- [TASK DESCRIPTION]: Write each line out exactly, leaving none out.

- [RECORDS PROVIDED]:
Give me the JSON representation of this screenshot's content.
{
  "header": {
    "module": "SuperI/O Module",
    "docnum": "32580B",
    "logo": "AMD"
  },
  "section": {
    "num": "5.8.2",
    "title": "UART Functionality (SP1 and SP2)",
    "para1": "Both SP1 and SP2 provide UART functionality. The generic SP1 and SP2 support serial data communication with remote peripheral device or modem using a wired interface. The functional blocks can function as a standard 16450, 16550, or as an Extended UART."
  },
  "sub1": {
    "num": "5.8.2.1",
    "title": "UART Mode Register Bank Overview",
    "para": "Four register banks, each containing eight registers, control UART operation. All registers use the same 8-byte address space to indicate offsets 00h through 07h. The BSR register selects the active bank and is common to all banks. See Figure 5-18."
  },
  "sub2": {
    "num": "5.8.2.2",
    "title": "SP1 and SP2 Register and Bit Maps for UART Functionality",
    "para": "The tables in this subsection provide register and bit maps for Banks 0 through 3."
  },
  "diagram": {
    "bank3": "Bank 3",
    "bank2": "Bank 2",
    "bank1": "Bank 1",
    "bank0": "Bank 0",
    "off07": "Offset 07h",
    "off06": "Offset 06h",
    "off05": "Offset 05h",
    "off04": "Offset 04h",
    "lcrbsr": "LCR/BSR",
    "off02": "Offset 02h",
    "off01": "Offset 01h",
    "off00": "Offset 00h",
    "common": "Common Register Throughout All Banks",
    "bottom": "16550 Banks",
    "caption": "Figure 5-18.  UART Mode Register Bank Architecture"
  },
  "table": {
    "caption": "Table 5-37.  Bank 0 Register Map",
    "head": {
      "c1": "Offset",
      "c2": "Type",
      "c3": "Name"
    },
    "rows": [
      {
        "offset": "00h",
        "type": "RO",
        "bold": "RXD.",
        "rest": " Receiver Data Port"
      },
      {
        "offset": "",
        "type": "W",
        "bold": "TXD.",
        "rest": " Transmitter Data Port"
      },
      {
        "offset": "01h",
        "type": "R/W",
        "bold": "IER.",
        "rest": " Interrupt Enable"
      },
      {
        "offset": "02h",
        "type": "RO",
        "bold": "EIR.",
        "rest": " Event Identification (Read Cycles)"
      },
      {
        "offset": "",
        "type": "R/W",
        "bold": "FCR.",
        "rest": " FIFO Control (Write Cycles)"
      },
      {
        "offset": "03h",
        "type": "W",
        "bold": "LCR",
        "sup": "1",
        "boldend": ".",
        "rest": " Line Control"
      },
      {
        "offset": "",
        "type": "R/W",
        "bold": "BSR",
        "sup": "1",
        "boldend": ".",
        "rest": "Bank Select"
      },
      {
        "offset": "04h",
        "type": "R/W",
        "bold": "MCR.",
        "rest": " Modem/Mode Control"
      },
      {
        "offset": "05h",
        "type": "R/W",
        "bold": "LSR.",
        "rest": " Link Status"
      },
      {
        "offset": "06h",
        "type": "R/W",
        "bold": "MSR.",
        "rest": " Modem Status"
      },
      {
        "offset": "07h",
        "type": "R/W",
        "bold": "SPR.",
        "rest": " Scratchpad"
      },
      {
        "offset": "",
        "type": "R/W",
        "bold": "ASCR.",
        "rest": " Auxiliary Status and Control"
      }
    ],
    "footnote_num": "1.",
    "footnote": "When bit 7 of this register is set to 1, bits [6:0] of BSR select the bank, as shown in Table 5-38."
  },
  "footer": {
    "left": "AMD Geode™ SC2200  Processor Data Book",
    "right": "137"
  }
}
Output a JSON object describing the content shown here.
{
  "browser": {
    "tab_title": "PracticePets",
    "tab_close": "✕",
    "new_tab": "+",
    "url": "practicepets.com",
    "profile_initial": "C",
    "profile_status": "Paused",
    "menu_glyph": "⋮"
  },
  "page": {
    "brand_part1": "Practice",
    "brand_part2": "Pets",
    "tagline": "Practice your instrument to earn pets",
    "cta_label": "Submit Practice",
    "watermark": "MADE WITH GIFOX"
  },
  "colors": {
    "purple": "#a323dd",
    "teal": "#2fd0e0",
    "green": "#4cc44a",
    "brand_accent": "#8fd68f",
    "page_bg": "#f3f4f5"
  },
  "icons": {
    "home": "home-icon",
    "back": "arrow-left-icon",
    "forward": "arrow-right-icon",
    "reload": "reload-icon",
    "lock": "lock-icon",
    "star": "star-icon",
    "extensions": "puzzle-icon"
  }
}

- [TASK OUTPUT]:
Give me the JSON representation of this screenshot's content.
{
  "header": {
    "module": "SuperI/O Module",
    "docnum": "32580B",
    "logo": "AMD"
  },
  "section": {
    "num": "5.8.2",
    "title": "UART Functionality (SP1 and SP2)",
    "para1": "Both SP1 and SP2 provide UART functionality. The generic SP1 and SP2 support serial data communication with remote peripheral device or modem using a wired interface. The functional blocks can function as a standard 16450, 16550, or as an Extended UART."
  },
  "sub1": {
    "num": "5.8.2.1",
    "title": "UART Mode Register Bank Overview",
    "para": "Four register banks, each containing eight registers, control UART operation. All registers use the same 8-byte address space to indicate offsets 00h through 07h. The BSR register selects the active bank and is common to all banks. See Figure 5-18."
  },
  "sub2": {
    "num": "5.8.2.2",
    "title": "SP1 and SP2 Register and Bit Maps for UART Functionality",
    "para": "The tables in this subsection provide register and bit maps for Banks 0 through 3."
  },
  "diagram": {
    "bank3": "Bank 3",
    "bank2": "Bank 2",
    "bank1": "Bank 1",
    "bank0": "Bank 0",
    "off07": "Offset 07h",
    "off06": "Offset 06h",
    "off05": "Offset 05h",
    "off04": "Offset 04h",
    "lcrbsr": "LCR/BSR",
    "off02": "Offset 02h",
    "off01": "Offset 01h",
    "off00": "Offset 00h",
    "common": "Common Register Throughout All Banks",
    "bottom": "16550 Banks",
    "caption": "Figure 5-18.  UART Mode Register Bank Architecture"
  },
  "table": {
    "caption": "Table 5-37.  Bank 0 Register Map",
    "head": {
      "c1": "Offset",
      "c2": "Type",
      "c3": "Name"
    },
    "rows": [
      {
        "offset": "00h",
        "type": "RO",
        "bold": "RXD.",
        "rest": " Receiver Data Port"
      },
      {
        "offset": "",
        "type": "W",
        "bold": "TXD.",
        "rest": " Transmitter Data Port"
      },
      {
        "offset": "01h",
        "type": "R/W",
        "bold": "IER.",
        "rest": " Interrupt Enable"
      },
      {
        "offset": "02h",
        "type": "RO",
        "bold": "EIR.",
        "rest": " Event Identification (Read Cycles)"
      },
      {
        "offset": "",
        "type": "R/W",
        "bold": "FCR.",
        "rest": " FIFO Control (Write Cycles)"
      },
      {
        "offset": "03h",
        "type": "W",
        "bold": "LCR",
        "sup": "1",
        "boldend": ".",
        "rest": " Line Control"
      },
      {
        "offset": "",
        "type": "R/W",
        "bold": "BSR",
        "sup": "1",
        "boldend": ".",
        "rest": "Bank Select"
      },
      {
        "offset": "04h",
        "type": "R/W",
        "bold": "MCR.",
        "rest": " Modem/Mode Control"
      },
      {
        "offset": "05h",
        "type": "R/W",
        "bold": "LSR.",
        "rest": " Link Status"
      },
      {
        "offset": "06h",
        "type": "R/W",
        "bold": "MSR.",
        "rest": " Modem Status"
      },
      {
        "offset": "07h",
        "type": "R/W",
        "bold": "SPR.",
        "rest": " Scratchpad"
      },
      {
        "offset": "",
        "type": "R/W",
        "bold": "ASCR.",
        "rest": " Auxiliary Status and Control"
      }
    ],
    "footnote_num": "1.",
    "footnote": "When bit 7 of this register is set to 1, bits [6:0] of BSR select the bank, as shown in Table 5-38."
  },
  "footer": {
    "left": "AMD Geode™ SC2200  Processor Data Book",
    "right": "137"
  }
}
Output a JSON object describing the content shown here.
{
  "browser": {
    "tab_title": "PracticePets",
    "tab_close": "✕",
    "new_tab": "+",
    "url": "practicepets.com",
    "profile_initial": "C",
    "profile_status": "Paused",
    "menu_glyph": "⋮"
  },
  "page": {
    "brand_part1": "Practice",
    "brand_part2": "Pets",
    "tagline": "Practice your instrument to earn pets",
    "cta_label": "Submit Practice",
    "watermark": "MADE WITH GIFOX"
  },
  "colors": {
    "purple": "#a323dd",
    "teal": "#2fd0e0",
    "green": "#4cc44a",
    "brand_accent": "#8fd68f",
    "page_bg": "#f3f4f5"
  },
  "icons": {
    "home": "home-icon",
    "back": "arrow-left-icon",
    "forward": "arrow-right-icon",
    "reload": "reload-icon",
    "lock": "lock-icon",
    "star": "star-icon",
    "extensions": "puzzle-icon"
  }
}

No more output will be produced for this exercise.